## ROWS:
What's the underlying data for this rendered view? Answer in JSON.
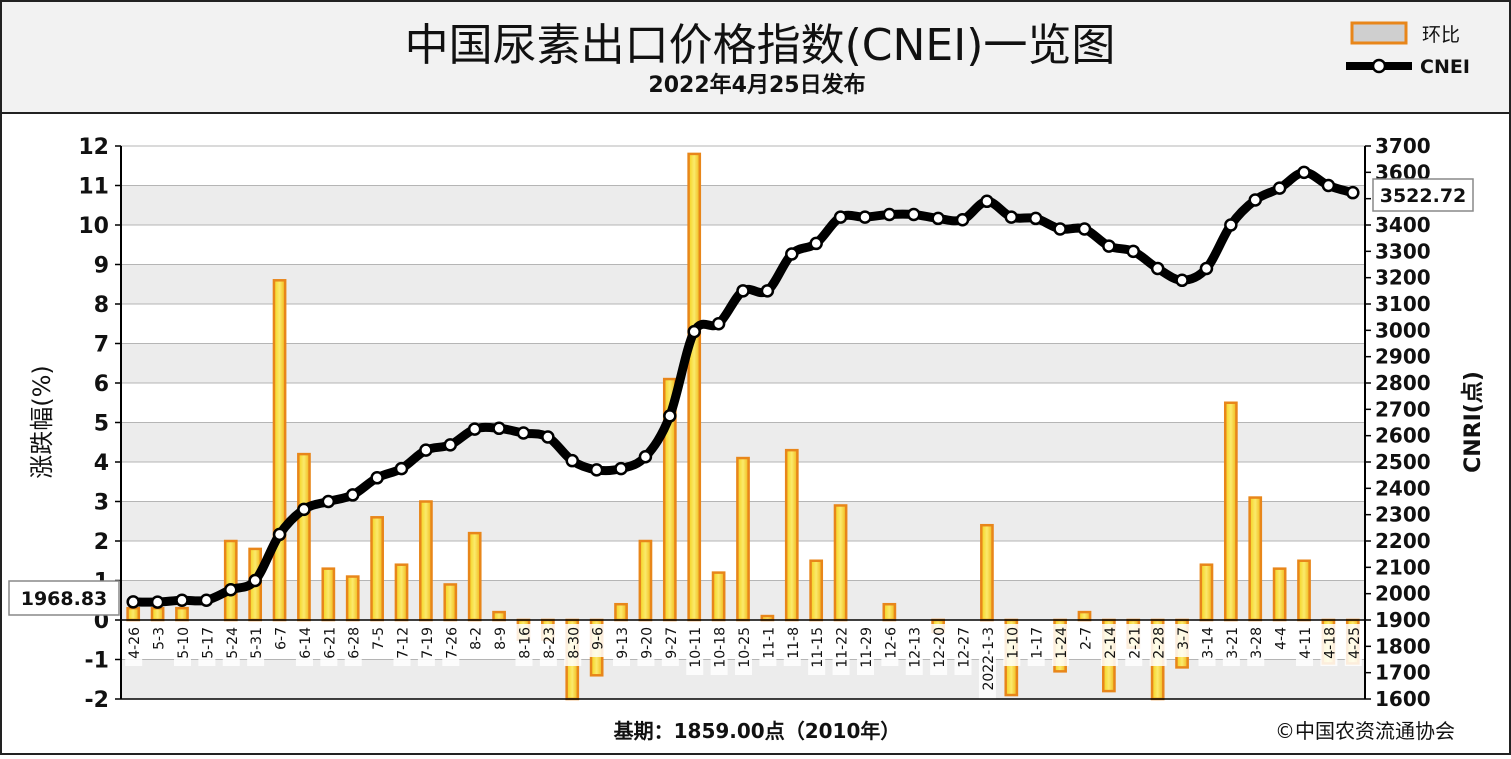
{
  "chart_data": {
    "type": "bar+line",
    "title": "中国尿素出口价格指数(CNEI)一览图",
    "subtitle": "2022年4月25日发布",
    "legend": {
      "position": "top-right",
      "bar_label": "环比",
      "line_label": "CNEI"
    },
    "y_left_label": "涨跌幅(%)",
    "y_right_label": "CNRI(点)",
    "y_left_range": [
      -2,
      12
    ],
    "y_left_ticks": [
      -2,
      -1,
      0,
      1,
      2,
      3,
      4,
      5,
      6,
      7,
      8,
      9,
      10,
      11,
      12
    ],
    "y_right_range": [
      1600,
      3700
    ],
    "y_right_ticks": [
      1600,
      1700,
      1800,
      1900,
      2000,
      2100,
      2200,
      2300,
      2400,
      2500,
      2600,
      2700,
      2800,
      2900,
      3000,
      3100,
      3200,
      3300,
      3400,
      3500,
      3600,
      3700
    ],
    "grid": true,
    "categories": [
      "4-26",
      "5-3",
      "5-10",
      "5-17",
      "5-24",
      "5-31",
      "6-7",
      "6-14",
      "6-21",
      "6-28",
      "7-5",
      "7-12",
      "7-19",
      "7-26",
      "8-2",
      "8-9",
      "8-16",
      "8-23",
      "8-30",
      "9-6",
      "9-13",
      "9-20",
      "9-27",
      "10-11",
      "10-18",
      "10-25",
      "11-1",
      "11-8",
      "11-15",
      "11-22",
      "11-29",
      "12-6",
      "12-13",
      "12-20",
      "12-27",
      "2022-1-3",
      "1-10",
      "1-17",
      "1-24",
      "2-7",
      "2-14",
      "2-21",
      "2-28",
      "3-7",
      "3-14",
      "3-21",
      "3-28",
      "4-4",
      "4-11",
      "4-18",
      "4-25"
    ],
    "series": [
      {
        "name": "环比",
        "type": "bar",
        "axis": "left",
        "color": "#e8861a",
        "fill": "#f5c518",
        "values": [
          0.3,
          0.3,
          0.3,
          0.0,
          2.0,
          1.8,
          8.6,
          4.2,
          1.3,
          1.1,
          2.6,
          1.4,
          3.0,
          0.9,
          2.2,
          0.2,
          -0.5,
          -0.5,
          -2.0,
          -1.4,
          0.4,
          2.0,
          6.1,
          11.8,
          1.2,
          4.1,
          0.1,
          4.3,
          1.5,
          2.9,
          0.0,
          0.4,
          0.0,
          -0.3,
          0.0,
          2.4,
          -1.9,
          0.0,
          -1.3,
          0.2,
          -1.8,
          -0.7,
          -2.0,
          -1.2,
          1.4,
          5.5,
          3.1,
          1.3,
          1.5,
          -1.1,
          -1.1
        ]
      },
      {
        "name": "CNEI",
        "type": "line",
        "axis": "right",
        "color": "#000000",
        "values": [
          1968.83,
          1968,
          1975,
          1975,
          2015,
          2050,
          2225,
          2320,
          2350,
          2375,
          2440,
          2475,
          2545,
          2565,
          2625,
          2628,
          2610,
          2595,
          2505,
          2470,
          2475,
          2520,
          2675,
          2995,
          3025,
          3150,
          3150,
          3290,
          3330,
          3430,
          3430,
          3440,
          3440,
          3425,
          3420,
          3490,
          3430,
          3425,
          3385,
          3385,
          3320,
          3300,
          3235,
          3190,
          3235,
          3400,
          3495,
          3540,
          3600,
          3550,
          3522.72
        ]
      }
    ],
    "annotations": {
      "start_value": "1968.83",
      "end_value": "3522.72"
    },
    "footer": {
      "base": "基期：1859.00点（2010年）",
      "copyright": "©中国农资流通协会"
    }
  }
}
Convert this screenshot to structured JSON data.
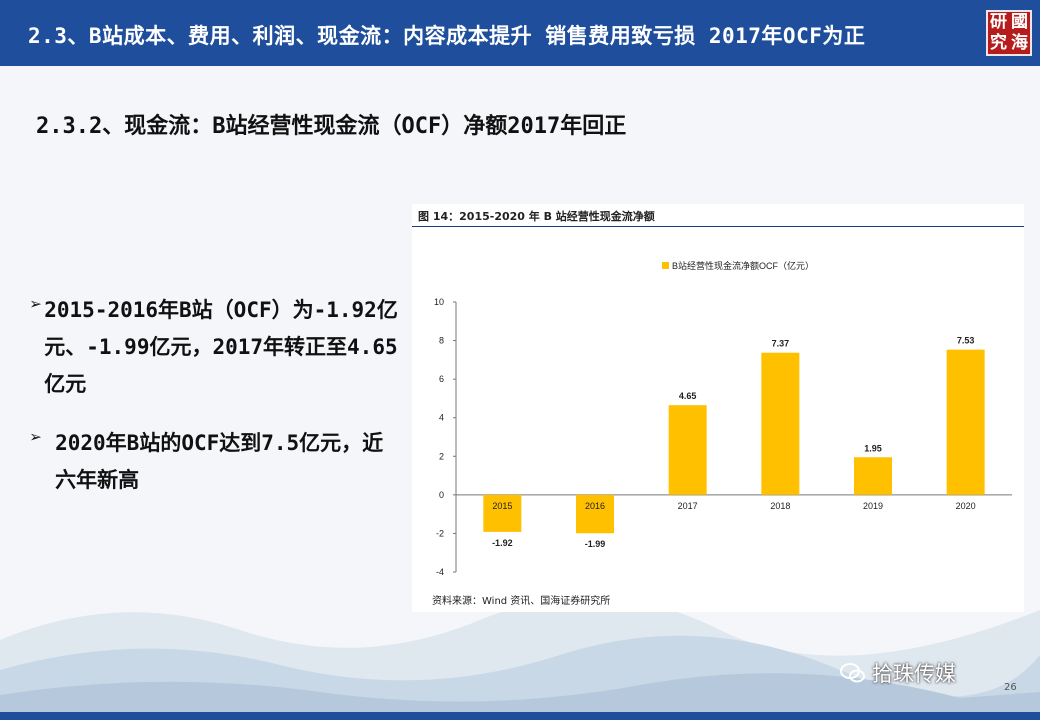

## THE EXERCISE:
Repeat all of the data above word for word, minus the pictures.

## FULL ANSWER:
What's the underlying data for this rendered view? Answer in JSON.
{
  "chart_data": {
    "type": "bar+line",
    "title": "中国尿素出口价格指数(CNEI)一览图",
    "subtitle": "2022年4月25日发布",
    "legend": {
      "position": "top-right",
      "bar_label": "环比",
      "line_label": "CNEI"
    },
    "y_left_label": "涨跌幅(%)",
    "y_right_label": "CNRI(点)",
    "y_left_range": [
      -2,
      12
    ],
    "y_left_ticks": [
      -2,
      -1,
      0,
      1,
      2,
      3,
      4,
      5,
      6,
      7,
      8,
      9,
      10,
      11,
      12
    ],
    "y_right_range": [
      1600,
      3700
    ],
    "y_right_ticks": [
      1600,
      1700,
      1800,
      1900,
      2000,
      2100,
      2200,
      2300,
      2400,
      2500,
      2600,
      2700,
      2800,
      2900,
      3000,
      3100,
      3200,
      3300,
      3400,
      3500,
      3600,
      3700
    ],
    "grid": true,
    "categories": [
      "4-26",
      "5-3",
      "5-10",
      "5-17",
      "5-24",
      "5-31",
      "6-7",
      "6-14",
      "6-21",
      "6-28",
      "7-5",
      "7-12",
      "7-19",
      "7-26",
      "8-2",
      "8-9",
      "8-16",
      "8-23",
      "8-30",
      "9-6",
      "9-13",
      "9-20",
      "9-27",
      "10-11",
      "10-18",
      "10-25",
      "11-1",
      "11-8",
      "11-15",
      "11-22",
      "11-29",
      "12-6",
      "12-13",
      "12-20",
      "12-27",
      "2022-1-3",
      "1-10",
      "1-17",
      "1-24",
      "2-7",
      "2-14",
      "2-21",
      "2-28",
      "3-7",
      "3-14",
      "3-21",
      "3-28",
      "4-4",
      "4-11",
      "4-18",
      "4-25"
    ],
    "series": [
      {
        "name": "环比",
        "type": "bar",
        "axis": "left",
        "color": "#e8861a",
        "fill": "#f5c518",
        "values": [
          0.3,
          0.3,
          0.3,
          0.0,
          2.0,
          1.8,
          8.6,
          4.2,
          1.3,
          1.1,
          2.6,
          1.4,
          3.0,
          0.9,
          2.2,
          0.2,
          -0.5,
          -0.5,
          -2.0,
          -1.4,
          0.4,
          2.0,
          6.1,
          11.8,
          1.2,
          4.1,
          0.1,
          4.3,
          1.5,
          2.9,
          0.0,
          0.4,
          0.0,
          -0.3,
          0.0,
          2.4,
          -1.9,
          0.0,
          -1.3,
          0.2,
          -1.8,
          -0.7,
          -2.0,
          -1.2,
          1.4,
          5.5,
          3.1,
          1.3,
          1.5,
          -1.1,
          -1.1
        ]
      },
      {
        "name": "CNEI",
        "type": "line",
        "axis": "right",
        "color": "#000000",
        "values": [
          1968.83,
          1968,
          1975,
          1975,
          2015,
          2050,
          2225,
          2320,
          2350,
          2375,
          2440,
          2475,
          2545,
          2565,
          2625,
          2628,
          2610,
          2595,
          2505,
          2470,
          2475,
          2520,
          2675,
          2995,
          3025,
          3150,
          3150,
          3290,
          3330,
          3430,
          3430,
          3440,
          3440,
          3425,
          3420,
          3490,
          3430,
          3425,
          3385,
          3385,
          3320,
          3300,
          3235,
          3190,
          3235,
          3400,
          3495,
          3540,
          3600,
          3550,
          3522.72
        ]
      }
    ],
    "annotations": {
      "start_value": "1968.83",
      "end_value": "3522.72"
    },
    "footer": {
      "base": "基期：1859.00点（2010年）",
      "copyright": "©中国农资流通协会"
    }
  }
}
Convert this screenshot to structured JSON data.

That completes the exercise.